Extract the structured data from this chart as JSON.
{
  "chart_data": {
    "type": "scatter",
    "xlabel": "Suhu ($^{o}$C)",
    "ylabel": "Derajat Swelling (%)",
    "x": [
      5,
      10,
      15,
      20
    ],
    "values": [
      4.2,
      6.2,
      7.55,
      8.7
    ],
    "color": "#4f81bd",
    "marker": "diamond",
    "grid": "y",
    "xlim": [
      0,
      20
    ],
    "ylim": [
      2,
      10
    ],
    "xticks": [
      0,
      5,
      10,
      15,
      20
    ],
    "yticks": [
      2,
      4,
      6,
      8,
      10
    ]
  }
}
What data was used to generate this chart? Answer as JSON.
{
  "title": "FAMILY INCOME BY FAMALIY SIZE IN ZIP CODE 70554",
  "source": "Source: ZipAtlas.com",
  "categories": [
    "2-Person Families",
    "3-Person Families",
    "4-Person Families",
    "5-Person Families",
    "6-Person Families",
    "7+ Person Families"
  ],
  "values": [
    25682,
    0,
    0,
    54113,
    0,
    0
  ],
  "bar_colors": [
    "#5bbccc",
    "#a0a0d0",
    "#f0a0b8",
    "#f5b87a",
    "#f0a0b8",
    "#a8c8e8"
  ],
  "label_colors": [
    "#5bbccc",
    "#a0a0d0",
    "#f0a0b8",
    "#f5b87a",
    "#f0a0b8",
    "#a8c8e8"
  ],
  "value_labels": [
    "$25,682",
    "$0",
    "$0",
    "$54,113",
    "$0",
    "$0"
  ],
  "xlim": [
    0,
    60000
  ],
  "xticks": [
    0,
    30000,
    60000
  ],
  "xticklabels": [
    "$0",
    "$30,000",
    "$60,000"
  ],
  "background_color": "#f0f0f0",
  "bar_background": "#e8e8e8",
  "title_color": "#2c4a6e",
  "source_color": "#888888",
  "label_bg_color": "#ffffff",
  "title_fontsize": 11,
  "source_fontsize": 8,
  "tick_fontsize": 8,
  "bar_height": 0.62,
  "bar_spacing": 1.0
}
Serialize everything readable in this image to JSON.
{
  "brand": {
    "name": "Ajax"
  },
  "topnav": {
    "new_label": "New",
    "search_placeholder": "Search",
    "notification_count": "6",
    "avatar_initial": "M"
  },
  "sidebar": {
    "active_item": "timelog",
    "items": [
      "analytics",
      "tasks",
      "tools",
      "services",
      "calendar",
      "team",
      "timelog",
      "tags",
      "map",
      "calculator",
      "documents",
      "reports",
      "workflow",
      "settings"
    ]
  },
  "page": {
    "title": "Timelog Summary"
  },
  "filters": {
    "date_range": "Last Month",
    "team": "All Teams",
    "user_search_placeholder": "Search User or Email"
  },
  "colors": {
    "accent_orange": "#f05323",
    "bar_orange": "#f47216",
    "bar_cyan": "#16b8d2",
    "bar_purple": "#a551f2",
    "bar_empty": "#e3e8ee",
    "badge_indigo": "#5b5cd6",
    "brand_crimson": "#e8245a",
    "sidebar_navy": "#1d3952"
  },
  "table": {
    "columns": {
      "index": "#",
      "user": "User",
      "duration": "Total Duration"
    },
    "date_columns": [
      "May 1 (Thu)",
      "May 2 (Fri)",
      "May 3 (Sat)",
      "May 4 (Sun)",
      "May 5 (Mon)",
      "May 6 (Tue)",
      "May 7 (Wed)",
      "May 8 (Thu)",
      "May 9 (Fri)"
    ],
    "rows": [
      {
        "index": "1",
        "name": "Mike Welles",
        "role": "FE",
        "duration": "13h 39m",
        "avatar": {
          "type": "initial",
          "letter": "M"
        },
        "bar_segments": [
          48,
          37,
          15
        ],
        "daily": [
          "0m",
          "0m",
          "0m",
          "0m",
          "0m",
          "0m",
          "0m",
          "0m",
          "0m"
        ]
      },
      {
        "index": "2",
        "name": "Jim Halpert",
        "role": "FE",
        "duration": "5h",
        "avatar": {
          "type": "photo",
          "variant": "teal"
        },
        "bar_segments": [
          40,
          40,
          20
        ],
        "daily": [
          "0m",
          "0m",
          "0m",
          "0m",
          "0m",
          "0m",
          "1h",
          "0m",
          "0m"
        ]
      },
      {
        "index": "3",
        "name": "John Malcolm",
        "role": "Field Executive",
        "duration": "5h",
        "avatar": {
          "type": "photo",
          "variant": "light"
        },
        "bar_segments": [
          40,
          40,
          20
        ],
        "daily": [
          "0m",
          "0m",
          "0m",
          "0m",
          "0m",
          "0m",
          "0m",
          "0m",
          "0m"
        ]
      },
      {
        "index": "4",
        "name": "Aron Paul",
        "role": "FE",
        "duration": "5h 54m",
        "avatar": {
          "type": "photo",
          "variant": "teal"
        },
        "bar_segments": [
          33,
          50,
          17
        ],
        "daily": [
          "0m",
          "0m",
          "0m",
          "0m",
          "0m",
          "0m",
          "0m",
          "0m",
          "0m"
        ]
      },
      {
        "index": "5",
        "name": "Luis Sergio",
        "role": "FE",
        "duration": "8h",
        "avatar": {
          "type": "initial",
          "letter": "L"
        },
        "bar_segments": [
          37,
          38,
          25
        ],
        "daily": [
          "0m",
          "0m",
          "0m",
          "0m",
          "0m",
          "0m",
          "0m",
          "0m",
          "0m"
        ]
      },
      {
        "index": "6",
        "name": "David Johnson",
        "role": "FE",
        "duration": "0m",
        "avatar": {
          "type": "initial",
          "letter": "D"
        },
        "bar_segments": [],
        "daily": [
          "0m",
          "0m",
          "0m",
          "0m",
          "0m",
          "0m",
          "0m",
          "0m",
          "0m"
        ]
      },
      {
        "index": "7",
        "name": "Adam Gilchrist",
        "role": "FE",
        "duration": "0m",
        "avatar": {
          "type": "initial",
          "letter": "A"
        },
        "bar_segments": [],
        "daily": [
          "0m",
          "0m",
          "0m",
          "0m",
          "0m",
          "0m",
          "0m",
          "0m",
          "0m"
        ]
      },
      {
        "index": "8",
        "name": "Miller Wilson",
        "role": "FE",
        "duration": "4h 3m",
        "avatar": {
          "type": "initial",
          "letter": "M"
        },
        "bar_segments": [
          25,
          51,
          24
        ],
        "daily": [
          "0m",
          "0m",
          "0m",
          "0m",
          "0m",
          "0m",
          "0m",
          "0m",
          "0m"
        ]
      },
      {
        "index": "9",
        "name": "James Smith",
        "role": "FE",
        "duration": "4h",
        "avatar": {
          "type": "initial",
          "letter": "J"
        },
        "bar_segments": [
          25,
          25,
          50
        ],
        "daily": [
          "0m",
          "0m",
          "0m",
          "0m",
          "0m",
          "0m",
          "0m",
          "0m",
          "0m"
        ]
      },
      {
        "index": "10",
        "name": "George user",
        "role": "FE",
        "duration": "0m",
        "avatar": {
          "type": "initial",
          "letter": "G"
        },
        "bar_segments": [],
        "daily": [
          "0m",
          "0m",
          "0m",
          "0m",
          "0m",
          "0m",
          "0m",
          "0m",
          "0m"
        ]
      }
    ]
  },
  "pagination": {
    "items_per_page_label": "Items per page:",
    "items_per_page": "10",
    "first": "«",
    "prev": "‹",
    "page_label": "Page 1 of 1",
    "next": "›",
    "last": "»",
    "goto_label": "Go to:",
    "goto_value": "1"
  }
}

_TASK DIRECTIONS_. Word for word, quote all of the data above.

_CORRECT RESULT_.
Extract the structured data from this chart as JSON.
{
  "chart_data": {
    "type": "scatter",
    "xlabel": "Suhu ($^{o}$C)",
    "ylabel": "Derajat Swelling (%)",
    "x": [
      5,
      10,
      15,
      20
    ],
    "values": [
      4.2,
      6.2,
      7.55,
      8.7
    ],
    "color": "#4f81bd",
    "marker": "diamond",
    "grid": "y",
    "xlim": [
      0,
      20
    ],
    "ylim": [
      2,
      10
    ],
    "xticks": [
      0,
      5,
      10,
      15,
      20
    ],
    "yticks": [
      2,
      4,
      6,
      8,
      10
    ]
  }
}
What data was used to generate this chart? Answer as JSON.
{
  "title": "FAMILY INCOME BY FAMALIY SIZE IN ZIP CODE 70554",
  "source": "Source: ZipAtlas.com",
  "categories": [
    "2-Person Families",
    "3-Person Families",
    "4-Person Families",
    "5-Person Families",
    "6-Person Families",
    "7+ Person Families"
  ],
  "values": [
    25682,
    0,
    0,
    54113,
    0,
    0
  ],
  "bar_colors": [
    "#5bbccc",
    "#a0a0d0",
    "#f0a0b8",
    "#f5b87a",
    "#f0a0b8",
    "#a8c8e8"
  ],
  "label_colors": [
    "#5bbccc",
    "#a0a0d0",
    "#f0a0b8",
    "#f5b87a",
    "#f0a0b8",
    "#a8c8e8"
  ],
  "value_labels": [
    "$25,682",
    "$0",
    "$0",
    "$54,113",
    "$0",
    "$0"
  ],
  "xlim": [
    0,
    60000
  ],
  "xticks": [
    0,
    30000,
    60000
  ],
  "xticklabels": [
    "$0",
    "$30,000",
    "$60,000"
  ],
  "background_color": "#f0f0f0",
  "bar_background": "#e8e8e8",
  "title_color": "#2c4a6e",
  "source_color": "#888888",
  "label_bg_color": "#ffffff",
  "title_fontsize": 11,
  "source_fontsize": 8,
  "tick_fontsize": 8,
  "bar_height": 0.62,
  "bar_spacing": 1.0
}
Serialize everything readable in this image to JSON.
{
  "brand": {
    "name": "Ajax"
  },
  "topnav": {
    "new_label": "New",
    "search_placeholder": "Search",
    "notification_count": "6",
    "avatar_initial": "M"
  },
  "sidebar": {
    "active_item": "timelog",
    "items": [
      "analytics",
      "tasks",
      "tools",
      "services",
      "calendar",
      "team",
      "timelog",
      "tags",
      "map",
      "calculator",
      "documents",
      "reports",
      "workflow",
      "settings"
    ]
  },
  "page": {
    "title": "Timelog Summary"
  },
  "filters": {
    "date_range": "Last Month",
    "team": "All Teams",
    "user_search_placeholder": "Search User or Email"
  },
  "colors": {
    "accent_orange": "#f05323",
    "bar_orange": "#f47216",
    "bar_cyan": "#16b8d2",
    "bar_purple": "#a551f2",
    "bar_empty": "#e3e8ee",
    "badge_indigo": "#5b5cd6",
    "brand_crimson": "#e8245a",
    "sidebar_navy": "#1d3952"
  },
  "table": {
    "columns": {
      "index": "#",
      "user": "User",
      "duration": "Total Duration"
    },
    "date_columns": [
      "May 1 (Thu)",
      "May 2 (Fri)",
      "May 3 (Sat)",
      "May 4 (Sun)",
      "May 5 (Mon)",
      "May 6 (Tue)",
      "May 7 (Wed)",
      "May 8 (Thu)",
      "May 9 (Fri)"
    ],
    "rows": [
      {
        "index": "1",
        "name": "Mike Welles",
        "role": "FE",
        "duration": "13h 39m",
        "avatar": {
          "type": "initial",
          "letter": "M"
        },
        "bar_segments": [
          48,
          37,
          15
        ],
        "daily": [
          "0m",
          "0m",
          "0m",
          "0m",
          "0m",
          "0m",
          "0m",
          "0m",
          "0m"
        ]
      },
      {
        "index": "2",
        "name": "Jim Halpert",
        "role": "FE",
        "duration": "5h",
        "avatar": {
          "type": "photo",
          "variant": "teal"
        },
        "bar_segments": [
          40,
          40,
          20
        ],
        "daily": [
          "0m",
          "0m",
          "0m",
          "0m",
          "0m",
          "0m",
          "1h",
          "0m",
          "0m"
        ]
      },
      {
        "index": "3",
        "name": "John Malcolm",
        "role": "Field Executive",
        "duration": "5h",
        "avatar": {
          "type": "photo",
          "variant": "light"
        },
        "bar_segments": [
          40,
          40,
          20
        ],
        "daily": [
          "0m",
          "0m",
          "0m",
          "0m",
          "0m",
          "0m",
          "0m",
          "0m",
          "0m"
        ]
      },
      {
        "index": "4",
        "name": "Aron Paul",
        "role": "FE",
        "duration": "5h 54m",
        "avatar": {
          "type": "photo",
          "variant": "teal"
        },
        "bar_segments": [
          33,
          50,
          17
        ],
        "daily": [
          "0m",
          "0m",
          "0m",
          "0m",
          "0m",
          "0m",
          "0m",
          "0m",
          "0m"
        ]
      },
      {
        "index": "5",
        "name": "Luis Sergio",
        "role": "FE",
        "duration": "8h",
        "avatar": {
          "type": "initial",
          "letter": "L"
        },
        "bar_segments": [
          37,
          38,
          25
        ],
        "daily": [
          "0m",
          "0m",
          "0m",
          "0m",
          "0m",
          "0m",
          "0m",
          "0m",
          "0m"
        ]
      },
      {
        "index": "6",
        "name": "David Johnson",
        "role": "FE",
        "duration": "0m",
        "avatar": {
          "type": "initial",
          "letter": "D"
        },
        "bar_segments": [],
        "daily": [
          "0m",
          "0m",
          "0m",
          "0m",
          "0m",
          "0m",
          "0m",
          "0m",
          "0m"
        ]
      },
      {
        "index": "7",
        "name": "Adam Gilchrist",
        "role": "FE",
        "duration": "0m",
        "avatar": {
          "type": "initial",
          "letter": "A"
        },
        "bar_segments": [],
        "daily": [
          "0m",
          "0m",
          "0m",
          "0m",
          "0m",
          "0m",
          "0m",
          "0m",
          "0m"
        ]
      },
      {
        "index": "8",
        "name": "Miller Wilson",
        "role": "FE",
        "duration": "4h 3m",
        "avatar": {
          "type": "initial",
          "letter": "M"
        },
        "bar_segments": [
          25,
          51,
          24
        ],
        "daily": [
          "0m",
          "0m",
          "0m",
          "0m",
          "0m",
          "0m",
          "0m",
          "0m",
          "0m"
        ]
      },
      {
        "index": "9",
        "name": "James Smith",
        "role": "FE",
        "duration": "4h",
        "avatar": {
          "type": "initial",
          "letter": "J"
        },
        "bar_segments": [
          25,
          25,
          50
        ],
        "daily": [
          "0m",
          "0m",
          "0m",
          "0m",
          "0m",
          "0m",
          "0m",
          "0m",
          "0m"
        ]
      },
      {
        "index": "10",
        "name": "George user",
        "role": "FE",
        "duration": "0m",
        "avatar": {
          "type": "initial",
          "letter": "G"
        },
        "bar_segments": [],
        "daily": [
          "0m",
          "0m",
          "0m",
          "0m",
          "0m",
          "0m",
          "0m",
          "0m",
          "0m"
        ]
      }
    ]
  },
  "pagination": {
    "items_per_page_label": "Items per page:",
    "items_per_page": "10",
    "first": "«",
    "prev": "‹",
    "page_label": "Page 1 of 1",
    "next": "›",
    "last": "»",
    "goto_label": "Go to:",
    "goto_value": "1"
  }
}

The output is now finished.